Task goal -
Wherever a line in the data below holds "points", copy that line.
*** Record extracts ***
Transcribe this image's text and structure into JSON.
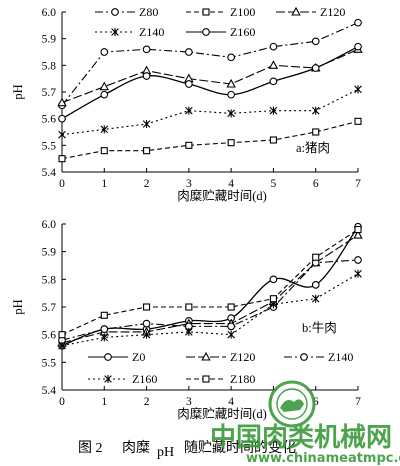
{
  "chart_data": [
    {
      "type": "line",
      "x": [
        0,
        1,
        2,
        3,
        4,
        5,
        6,
        7
      ],
      "xlabel": "肉糜贮藏时间(d)",
      "ylabel": "pH",
      "ylim": [
        5.4,
        6.0
      ],
      "yticks": [
        "5.4",
        "5.5",
        "5.6",
        "5.7",
        "5.8",
        "5.9",
        "6.0"
      ],
      "xticks": [
        "0",
        "1",
        "2",
        "3",
        "4",
        "5",
        "6",
        "7"
      ],
      "annotation": "a:猪肉",
      "grid": false,
      "legend_position": "top",
      "series": [
        {
          "name": "Z80",
          "style": "dashdot",
          "marker": "circle",
          "values": [
            5.65,
            5.85,
            5.86,
            5.85,
            5.83,
            5.87,
            5.89,
            5.96
          ]
        },
        {
          "name": "Z100",
          "style": "dashed",
          "marker": "square",
          "values": [
            5.45,
            5.48,
            5.48,
            5.5,
            5.51,
            5.52,
            5.55,
            5.59
          ]
        },
        {
          "name": "Z120",
          "style": "longdash",
          "marker": "triangle",
          "values": [
            5.66,
            5.72,
            5.78,
            5.75,
            5.73,
            5.8,
            5.79,
            5.86
          ]
        },
        {
          "name": "Z140",
          "style": "dotted",
          "marker": "star",
          "values": [
            5.54,
            5.56,
            5.58,
            5.63,
            5.62,
            5.63,
            5.63,
            5.71
          ]
        },
        {
          "name": "Z160",
          "style": "solid",
          "marker": "circle",
          "values": [
            5.6,
            5.69,
            5.76,
            5.73,
            5.69,
            5.74,
            5.79,
            5.87
          ]
        }
      ]
    },
    {
      "type": "line",
      "x": [
        0,
        1,
        2,
        3,
        4,
        5,
        6,
        7
      ],
      "xlabel": "肉糜贮藏时间(d)",
      "ylabel": "pH",
      "ylim": [
        5.4,
        6.0
      ],
      "yticks": [
        "5.4",
        "5.5",
        "5.6",
        "5.7",
        "5.8",
        "5.9",
        "6.0"
      ],
      "xticks": [
        "0",
        "1",
        "2",
        "3",
        "4",
        "5",
        "6",
        "7"
      ],
      "annotation": "b:牛肉",
      "grid": false,
      "legend_position": "bottom",
      "series": [
        {
          "name": "Z0",
          "style": "solid",
          "marker": "circle",
          "values": [
            5.56,
            5.62,
            5.62,
            5.65,
            5.66,
            5.8,
            5.78,
            5.99
          ]
        },
        {
          "name": "Z120",
          "style": "longdash",
          "marker": "triangle",
          "values": [
            5.57,
            5.61,
            5.61,
            5.64,
            5.64,
            5.72,
            5.86,
            5.96
          ]
        },
        {
          "name": "Z140",
          "style": "dashdot",
          "marker": "circle",
          "values": [
            5.58,
            5.62,
            5.64,
            5.63,
            5.63,
            5.7,
            5.86,
            5.87
          ]
        },
        {
          "name": "Z160",
          "style": "dotted",
          "marker": "star",
          "values": [
            5.56,
            5.59,
            5.6,
            5.61,
            5.6,
            5.71,
            5.73,
            5.82
          ]
        },
        {
          "name": "Z180",
          "style": "dashed",
          "marker": "square",
          "values": [
            5.6,
            5.67,
            5.7,
            5.7,
            5.7,
            5.73,
            5.88,
            5.98
          ]
        }
      ]
    }
  ],
  "caption": {
    "figure_no": "图 2",
    "text_a": "肉糜",
    "text_b": "pH",
    "text_c": "随贮藏时间的变化"
  },
  "watermark": {
    "text": "中国肉类机械网",
    "url": "www.chinameatmpc.org"
  }
}
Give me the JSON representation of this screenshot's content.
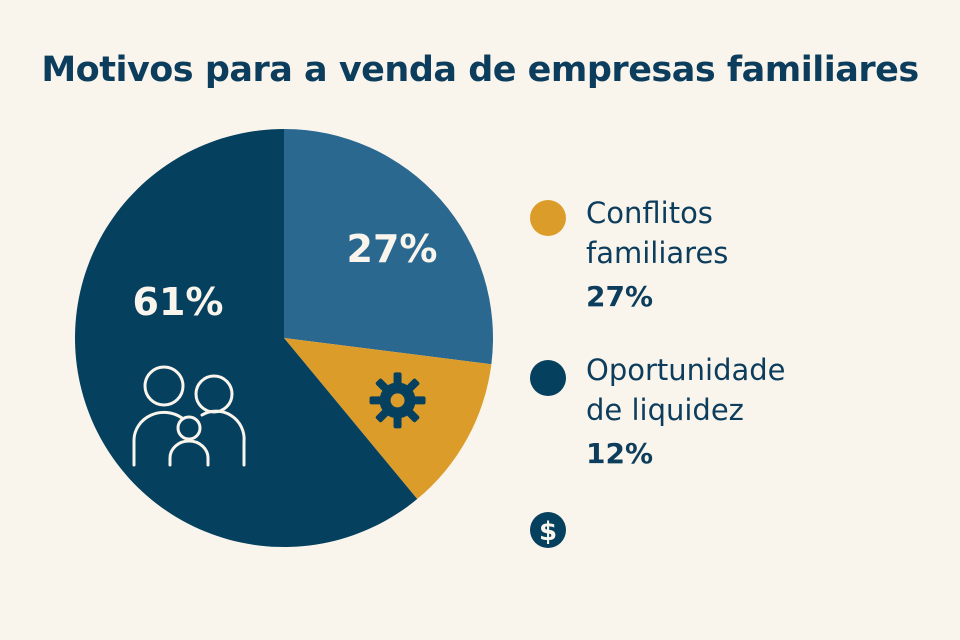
{
  "chart_data": {
    "type": "pie",
    "title": "Motivos para a venda de empresas familiares",
    "slices": [
      {
        "label": "27%",
        "value": 27,
        "color": "#2a6890",
        "icon": ""
      },
      {
        "label": "",
        "value": 12,
        "color": "#dc9c2a",
        "icon": "gear-icon"
      },
      {
        "label": "61%",
        "value": 61,
        "color": "#05405f",
        "icon": "family-icon"
      }
    ],
    "legend": [
      {
        "line1": "Conflitos",
        "line2": "familiares",
        "pct": "27%",
        "color": "#dc9c2a"
      },
      {
        "line1": "Oportunidade",
        "line2": "de liquidez",
        "pct": "12%",
        "color": "#05405f"
      }
    ],
    "extra_icon": "dollar-icon",
    "legend_placement": "right"
  }
}
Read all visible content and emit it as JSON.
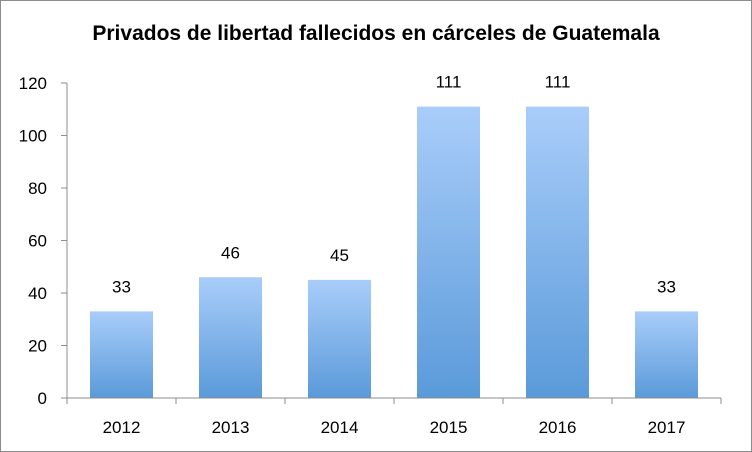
{
  "chart_data": {
    "type": "bar",
    "title": "Privados de libertad fallecidos en cárceles de Guatemala",
    "categories": [
      "2012",
      "2013",
      "2014",
      "2015",
      "2016",
      "2017"
    ],
    "values": [
      33,
      46,
      45,
      111,
      111,
      33
    ],
    "data_labels": [
      "33",
      "46",
      "45",
      "111",
      "111",
      "33"
    ],
    "xlabel": "",
    "ylabel": "",
    "ylim": [
      0,
      120
    ],
    "yticks": [
      0,
      20,
      40,
      60,
      80,
      100,
      120
    ],
    "ytick_labels": [
      "0",
      "20",
      "40",
      "60",
      "80",
      "100",
      "120"
    ],
    "grid": false,
    "legend": "none",
    "colors": {
      "bar_top": "#a9cdfa",
      "bar_bottom": "#5a9ad9",
      "axis": "#8c8c8c",
      "border": "#8c8c8c"
    }
  }
}
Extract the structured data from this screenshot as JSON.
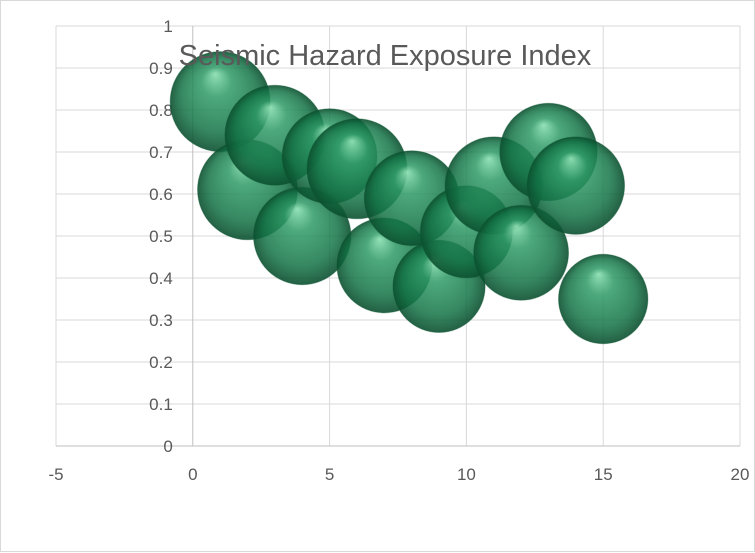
{
  "chart_data": {
    "type": "scatter",
    "subtype": "bubble",
    "title": "Seismic Hazard Exposure Index",
    "xlabel": "",
    "ylabel": "",
    "xlim": [
      -5,
      20
    ],
    "ylim": [
      0,
      1
    ],
    "x_ticks": [
      -5,
      0,
      5,
      10,
      15,
      20
    ],
    "y_ticks": [
      0,
      0.1,
      0.2,
      0.3,
      0.4,
      0.5,
      0.6,
      0.7,
      0.8,
      0.9,
      1
    ],
    "grid": true,
    "legend": "none",
    "series": [
      {
        "color": "#1e7a4e",
        "points": [
          {
            "x": 1,
            "y": 0.82,
            "size": 1.0
          },
          {
            "x": 2,
            "y": 0.61,
            "size": 1.0
          },
          {
            "x": 3,
            "y": 0.74,
            "size": 1.0
          },
          {
            "x": 4,
            "y": 0.5,
            "size": 0.95
          },
          {
            "x": 5,
            "y": 0.69,
            "size": 0.9
          },
          {
            "x": 6,
            "y": 0.66,
            "size": 1.0
          },
          {
            "x": 7,
            "y": 0.43,
            "size": 0.9
          },
          {
            "x": 8,
            "y": 0.59,
            "size": 0.9
          },
          {
            "x": 9,
            "y": 0.38,
            "size": 0.85
          },
          {
            "x": 10,
            "y": 0.51,
            "size": 0.85
          },
          {
            "x": 11,
            "y": 0.62,
            "size": 0.95
          },
          {
            "x": 12,
            "y": 0.46,
            "size": 0.9
          },
          {
            "x": 13,
            "y": 0.7,
            "size": 0.95
          },
          {
            "x": 14,
            "y": 0.62,
            "size": 0.95
          },
          {
            "x": 15,
            "y": 0.35,
            "size": 0.8
          }
        ]
      }
    ]
  }
}
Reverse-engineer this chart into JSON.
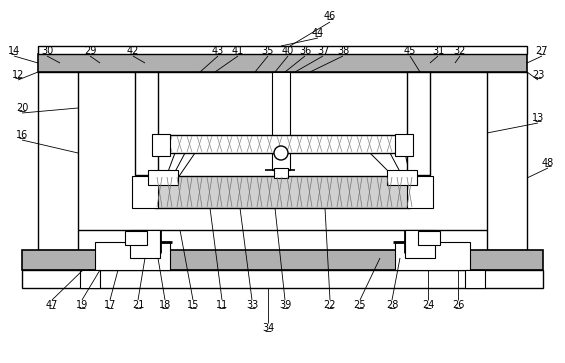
{
  "bg_color": "#ffffff",
  "lc": "#000000",
  "fig_width": 5.65,
  "fig_height": 3.63,
  "dpi": 100
}
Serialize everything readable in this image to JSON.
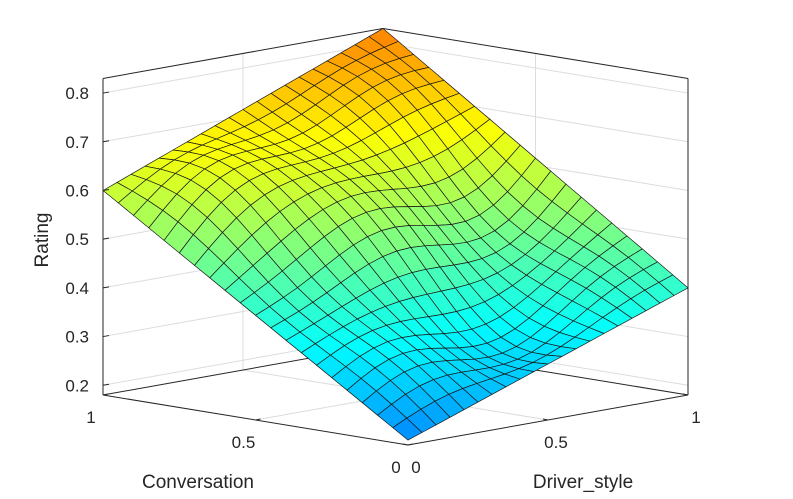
{
  "chart_data": {
    "type": "surface",
    "title": "",
    "xlabel": "Driver_style",
    "ylabel": "Conversation",
    "zlabel": "Rating",
    "xlim": [
      0,
      1
    ],
    "ylim": [
      0,
      1
    ],
    "zlim": [
      0.18,
      0.83
    ],
    "x_ticks": [
      "0",
      "0.5",
      "1"
    ],
    "y_ticks": [
      "0",
      "0.5",
      "1"
    ],
    "z_ticks": [
      "0.2",
      "0.3",
      "0.4",
      "0.5",
      "0.6",
      "0.7",
      "0.8"
    ],
    "grid": true,
    "colormap": "jet (cyan-green-yellow range)",
    "corner_values": {
      "driver0_conv0": 0.19,
      "driver1_conv0": 0.4,
      "driver0_conv1": 0.6,
      "driver1_conv1": 0.83
    }
  }
}
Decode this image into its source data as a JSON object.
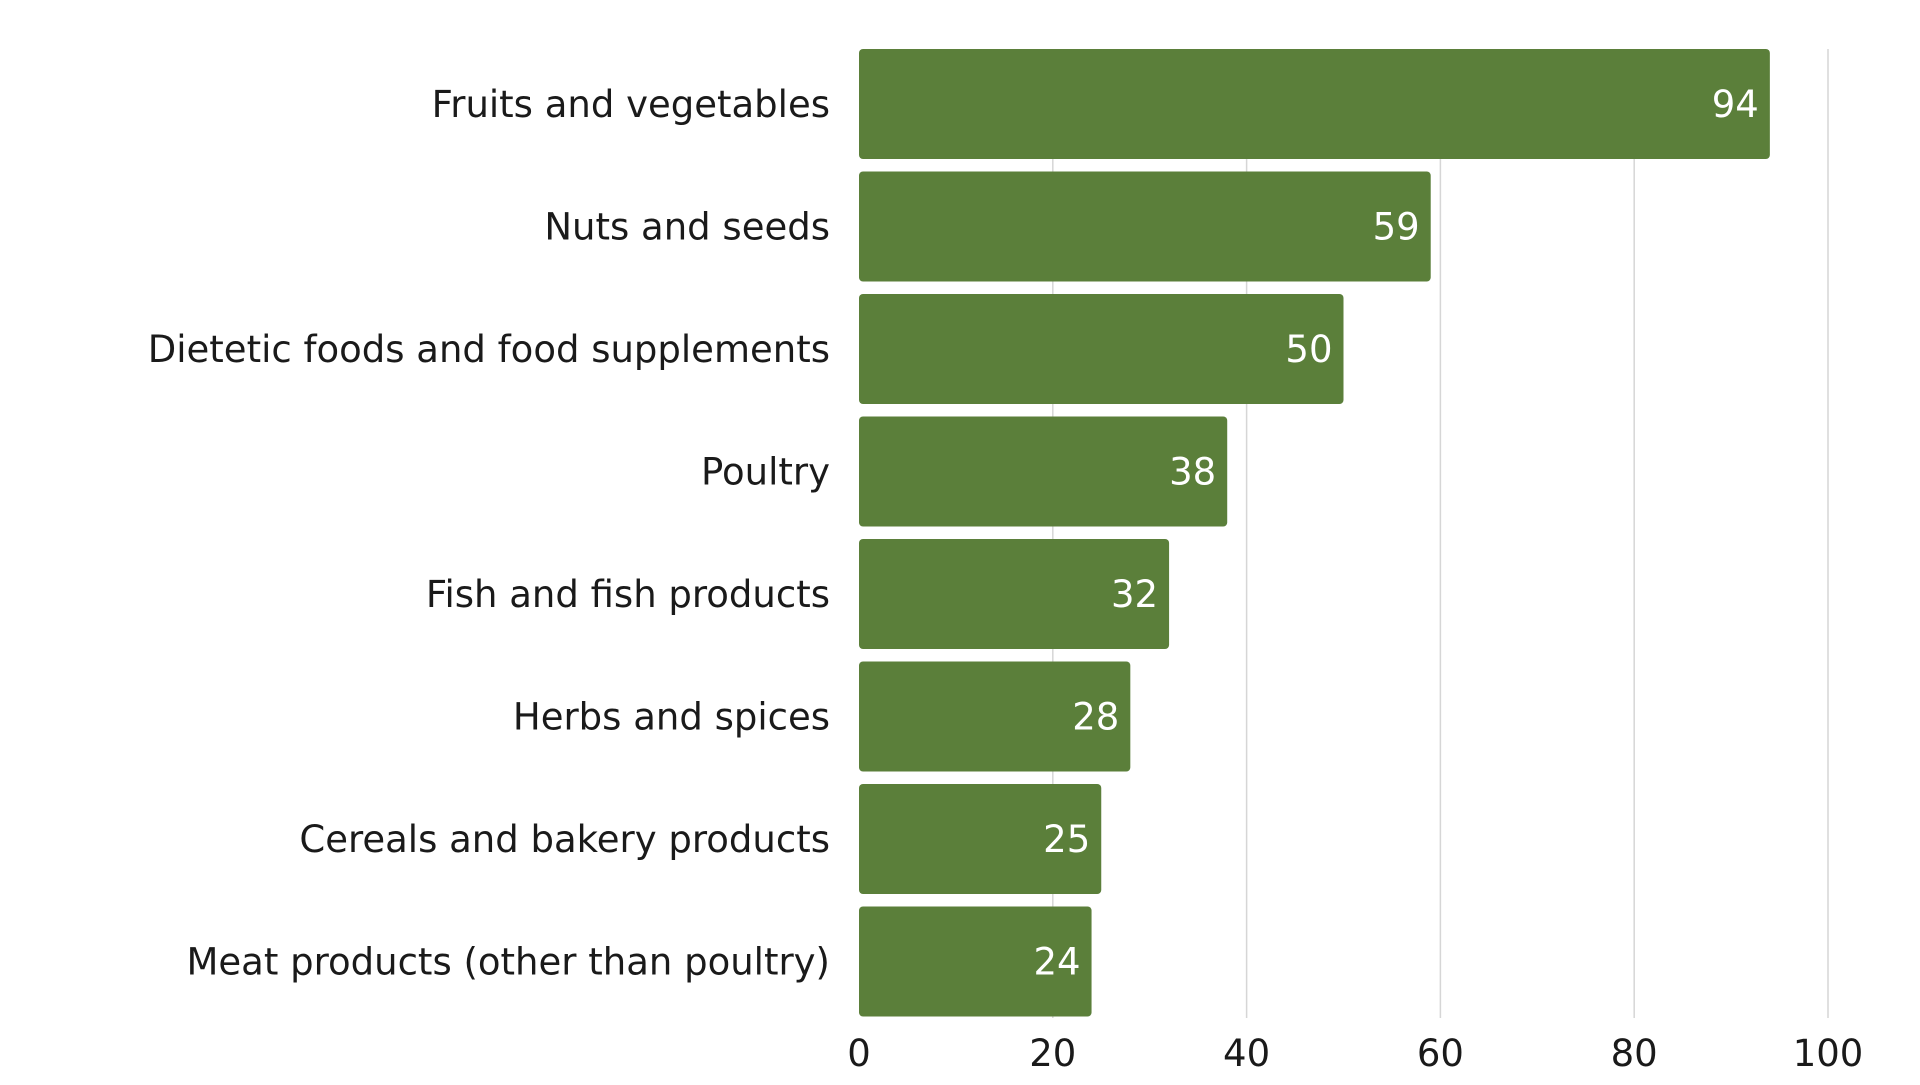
{
  "chart_data": {
    "type": "bar",
    "orientation": "horizontal",
    "title": "",
    "xlabel": "",
    "ylabel": "",
    "categories": [
      "Fruits and vegetables",
      "Nuts and seeds",
      "Dietetic foods and food supplements",
      "Poultry",
      "Fish and fish products",
      "Herbs and spices",
      "Cereals and bakery products",
      "Meat products (other than poultry)"
    ],
    "values": [
      94,
      59,
      50,
      38,
      32,
      28,
      25,
      24
    ],
    "xlim": [
      0,
      100
    ],
    "x_ticks": [
      "0",
      "20",
      "40",
      "60",
      "80",
      "100"
    ],
    "grid": true,
    "legend": "none",
    "bar_color": "#5b7f3a",
    "label_color": "#ffffff"
  }
}
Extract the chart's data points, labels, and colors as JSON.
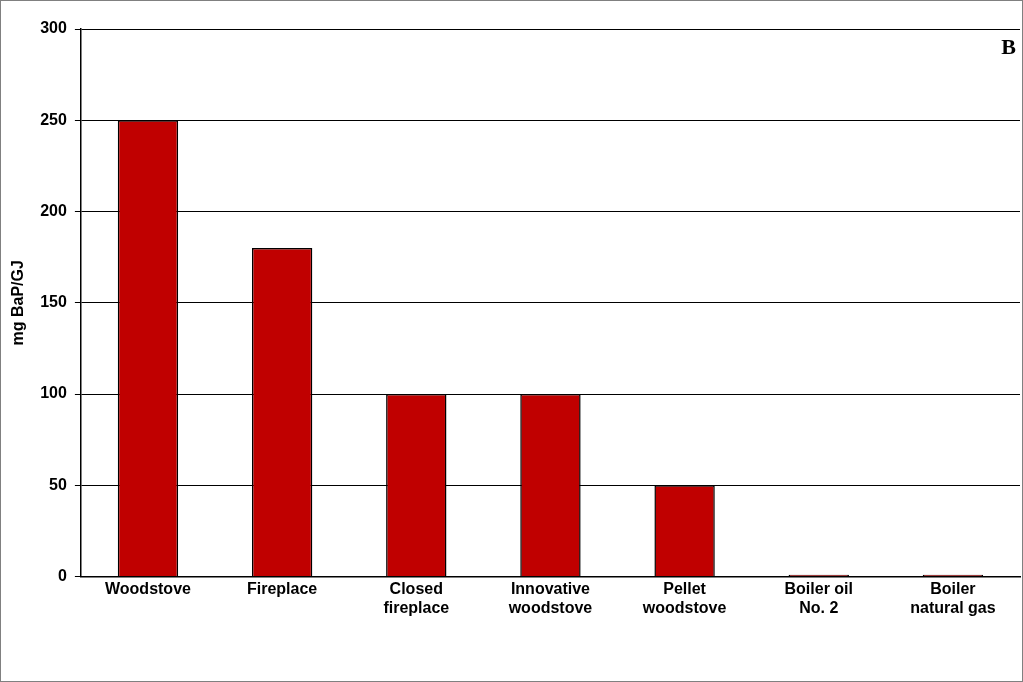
{
  "chart_data": {
    "type": "bar",
    "ylabel": "mg BaP/GJ",
    "annotations": [
      "B"
    ],
    "categories": [
      "Woodstove",
      "Fireplace",
      "Closed fireplace",
      "Innovative woodstove",
      "Pellet woodstove",
      "Boiler oil No. 2",
      "Boiler natural gas"
    ],
    "values": [
      250,
      180,
      100,
      100,
      50,
      1,
      1
    ],
    "color": "#c00000",
    "ylim": [
      0,
      300
    ],
    "yticks": [
      0,
      50,
      100,
      150,
      200,
      250,
      300
    ],
    "grid": "y",
    "legend": false
  }
}
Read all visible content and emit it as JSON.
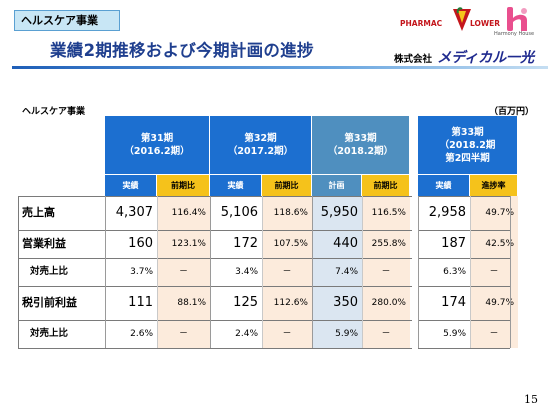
***
Written response -
        "points": [
Extract the chart's data points, labels, and colors as JSON.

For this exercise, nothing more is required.